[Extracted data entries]

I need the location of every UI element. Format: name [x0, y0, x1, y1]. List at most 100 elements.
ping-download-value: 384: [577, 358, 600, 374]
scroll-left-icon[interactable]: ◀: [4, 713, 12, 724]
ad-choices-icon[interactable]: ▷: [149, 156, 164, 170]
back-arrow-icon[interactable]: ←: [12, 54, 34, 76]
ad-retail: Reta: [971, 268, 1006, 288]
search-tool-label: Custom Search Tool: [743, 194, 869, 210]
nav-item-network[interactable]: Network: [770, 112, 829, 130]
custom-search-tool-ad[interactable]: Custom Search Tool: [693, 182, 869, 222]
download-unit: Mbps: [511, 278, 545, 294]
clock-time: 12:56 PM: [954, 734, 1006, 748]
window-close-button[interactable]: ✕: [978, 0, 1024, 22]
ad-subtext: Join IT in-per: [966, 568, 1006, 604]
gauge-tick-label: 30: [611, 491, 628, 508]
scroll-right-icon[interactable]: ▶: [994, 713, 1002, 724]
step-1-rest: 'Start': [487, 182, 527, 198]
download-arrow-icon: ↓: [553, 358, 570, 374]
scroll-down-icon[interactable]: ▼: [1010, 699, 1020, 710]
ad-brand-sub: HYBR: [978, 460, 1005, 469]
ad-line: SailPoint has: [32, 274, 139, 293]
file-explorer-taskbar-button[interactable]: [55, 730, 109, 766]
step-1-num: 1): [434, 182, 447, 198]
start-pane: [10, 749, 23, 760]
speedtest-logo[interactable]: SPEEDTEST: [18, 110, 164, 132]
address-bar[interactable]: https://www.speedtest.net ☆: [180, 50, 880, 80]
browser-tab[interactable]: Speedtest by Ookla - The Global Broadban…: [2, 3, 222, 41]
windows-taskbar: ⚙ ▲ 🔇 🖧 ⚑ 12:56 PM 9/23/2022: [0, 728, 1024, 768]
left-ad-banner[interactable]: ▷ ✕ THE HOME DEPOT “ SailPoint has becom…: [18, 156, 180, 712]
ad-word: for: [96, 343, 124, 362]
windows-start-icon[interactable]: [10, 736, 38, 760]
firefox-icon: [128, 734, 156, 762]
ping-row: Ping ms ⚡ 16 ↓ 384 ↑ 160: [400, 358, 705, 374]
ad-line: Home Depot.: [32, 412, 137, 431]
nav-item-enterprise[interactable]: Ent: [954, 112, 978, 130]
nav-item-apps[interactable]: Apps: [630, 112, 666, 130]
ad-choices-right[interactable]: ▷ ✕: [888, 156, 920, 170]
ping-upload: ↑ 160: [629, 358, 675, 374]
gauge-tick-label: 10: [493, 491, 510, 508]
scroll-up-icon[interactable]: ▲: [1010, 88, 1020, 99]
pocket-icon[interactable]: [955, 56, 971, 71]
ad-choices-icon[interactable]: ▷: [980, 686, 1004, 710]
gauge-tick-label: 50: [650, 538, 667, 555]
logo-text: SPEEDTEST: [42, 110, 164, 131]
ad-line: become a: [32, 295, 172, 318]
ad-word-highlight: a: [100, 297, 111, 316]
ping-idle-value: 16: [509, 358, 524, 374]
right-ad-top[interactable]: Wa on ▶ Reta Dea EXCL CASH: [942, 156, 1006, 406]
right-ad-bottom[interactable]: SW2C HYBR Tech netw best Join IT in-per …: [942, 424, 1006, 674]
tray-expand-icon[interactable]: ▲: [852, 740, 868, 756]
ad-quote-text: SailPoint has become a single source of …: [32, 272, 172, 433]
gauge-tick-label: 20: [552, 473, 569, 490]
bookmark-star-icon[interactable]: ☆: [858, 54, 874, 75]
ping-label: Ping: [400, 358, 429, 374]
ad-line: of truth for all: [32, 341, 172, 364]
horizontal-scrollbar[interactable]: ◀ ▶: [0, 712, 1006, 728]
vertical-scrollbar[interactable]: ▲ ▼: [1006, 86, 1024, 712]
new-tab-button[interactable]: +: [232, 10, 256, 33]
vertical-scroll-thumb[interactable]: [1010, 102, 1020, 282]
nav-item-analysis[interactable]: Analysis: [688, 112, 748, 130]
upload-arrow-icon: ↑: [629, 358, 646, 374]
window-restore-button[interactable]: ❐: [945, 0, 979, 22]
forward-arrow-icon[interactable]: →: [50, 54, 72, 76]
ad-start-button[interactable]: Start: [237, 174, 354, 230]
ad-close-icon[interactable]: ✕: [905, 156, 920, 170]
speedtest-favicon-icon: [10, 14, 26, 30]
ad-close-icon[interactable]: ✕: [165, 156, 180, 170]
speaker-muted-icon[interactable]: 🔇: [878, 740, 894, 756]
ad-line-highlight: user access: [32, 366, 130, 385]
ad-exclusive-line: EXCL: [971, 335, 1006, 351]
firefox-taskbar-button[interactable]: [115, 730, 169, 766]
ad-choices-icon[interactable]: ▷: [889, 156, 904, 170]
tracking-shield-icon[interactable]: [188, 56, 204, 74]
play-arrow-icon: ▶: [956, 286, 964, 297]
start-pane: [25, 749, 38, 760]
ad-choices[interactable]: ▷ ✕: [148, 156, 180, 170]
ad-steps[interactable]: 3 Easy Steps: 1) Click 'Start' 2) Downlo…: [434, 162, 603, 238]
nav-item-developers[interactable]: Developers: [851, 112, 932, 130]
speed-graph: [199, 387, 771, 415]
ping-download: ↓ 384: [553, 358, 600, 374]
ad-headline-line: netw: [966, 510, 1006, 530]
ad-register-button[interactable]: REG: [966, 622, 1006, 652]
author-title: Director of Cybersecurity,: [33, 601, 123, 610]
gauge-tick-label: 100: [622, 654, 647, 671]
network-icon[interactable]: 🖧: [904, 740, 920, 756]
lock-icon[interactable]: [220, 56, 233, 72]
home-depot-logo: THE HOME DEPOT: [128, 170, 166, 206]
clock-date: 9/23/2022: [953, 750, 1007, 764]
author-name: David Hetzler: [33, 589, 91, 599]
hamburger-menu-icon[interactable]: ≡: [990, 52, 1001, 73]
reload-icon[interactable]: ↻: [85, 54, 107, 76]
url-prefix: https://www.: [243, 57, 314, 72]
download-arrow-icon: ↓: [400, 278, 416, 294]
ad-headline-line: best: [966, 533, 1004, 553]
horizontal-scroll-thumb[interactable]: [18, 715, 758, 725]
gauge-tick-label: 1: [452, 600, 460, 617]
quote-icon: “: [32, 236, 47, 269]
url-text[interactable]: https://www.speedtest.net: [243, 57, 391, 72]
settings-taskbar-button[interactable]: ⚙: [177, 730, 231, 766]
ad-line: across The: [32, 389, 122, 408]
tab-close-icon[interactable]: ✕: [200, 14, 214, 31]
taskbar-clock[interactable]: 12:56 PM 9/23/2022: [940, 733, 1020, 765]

**Task brief**
Output the records as a numbered list, one line per item and with blank lines omitted, covering only the stretch from the start of the records through the line that contains "scroll-up-icon[interactable]: ▲: [1010, 88, 1020, 99]".

**Result for this task**
1. I need the location of every UI element. Format: name [x0, y0, x1, y1]. List at most 100 elements.
2. ping-download-value: 384: [577, 358, 600, 374]
3. scroll-left-icon[interactable]: ◀: [4, 713, 12, 724]
4. ad-choices-icon[interactable]: ▷: [149, 156, 164, 170]
5. back-arrow-icon[interactable]: ←: [12, 54, 34, 76]
6. ad-retail: Reta: [971, 268, 1006, 288]
7. search-tool-label: Custom Search Tool: [743, 194, 869, 210]
8. nav-item-network[interactable]: Network: [770, 112, 829, 130]
9. custom-search-tool-ad[interactable]: Custom Search Tool: [693, 182, 869, 222]
10. download-unit: Mbps: [511, 278, 545, 294]
11. clock-time: 12:56 PM: [954, 734, 1006, 748]
12. window-close-button[interactable]: ✕: [978, 0, 1024, 22]
13. ad-subtext: Join IT in-per: [966, 568, 1006, 604]
14. gauge-tick-label: 30: [611, 491, 628, 508]
15. scroll-right-icon[interactable]: ▶: [994, 713, 1002, 724]
16. step-1-rest: 'Start': [487, 182, 527, 198]
17. download-arrow-icon: ↓: [553, 358, 570, 374]
18. scroll-down-icon[interactable]: ▼: [1010, 699, 1020, 710]
19. ad-brand-sub: HYBR: [978, 460, 1005, 469]
20. ad-line: SailPoint has: [32, 274, 139, 293]
21. file-explorer-taskbar-button[interactable]: [55, 730, 109, 766]
22. step-1-num: 1): [434, 182, 447, 198]
23. start-pane: [10, 749, 23, 760]
24. speedtest-logo[interactable]: SPEEDTEST: [18, 110, 164, 132]
25. address-bar[interactable]: https://www.speedtest.net ☆: [180, 50, 880, 80]
26. browser-tab[interactable]: Speedtest by Ookla - The Global Broadban…: [2, 3, 222, 41]
27. windows-taskbar: ⚙ ▲ 🔇 🖧 ⚑ 12:56 PM 9/23/2022: [0, 728, 1024, 768]
28. left-ad-banner[interactable]: ▷ ✕ THE HOME DEPOT “ SailPoint has becom…: [18, 156, 180, 712]
29. ad-word: for: [96, 343, 124, 362]
30. windows-start-icon[interactable]: [10, 736, 38, 760]
31. firefox-icon: [128, 734, 156, 762]
32. ping-row: Ping ms ⚡ 16 ↓ 384 ↑ 160: [400, 358, 705, 374]
33. ad-line: Home Depot.: [32, 412, 137, 431]
34. nav-item-enterprise[interactable]: Ent: [954, 112, 978, 130]
35. nav-item-apps[interactable]: Apps: [630, 112, 666, 130]
36. ad-choices-right[interactable]: ▷ ✕: [888, 156, 920, 170]
37. ping-upload: ↑ 160: [629, 358, 675, 374]
38. gauge-tick-label: 10: [493, 491, 510, 508]
39. scroll-up-icon[interactable]: ▲: [1010, 88, 1020, 99]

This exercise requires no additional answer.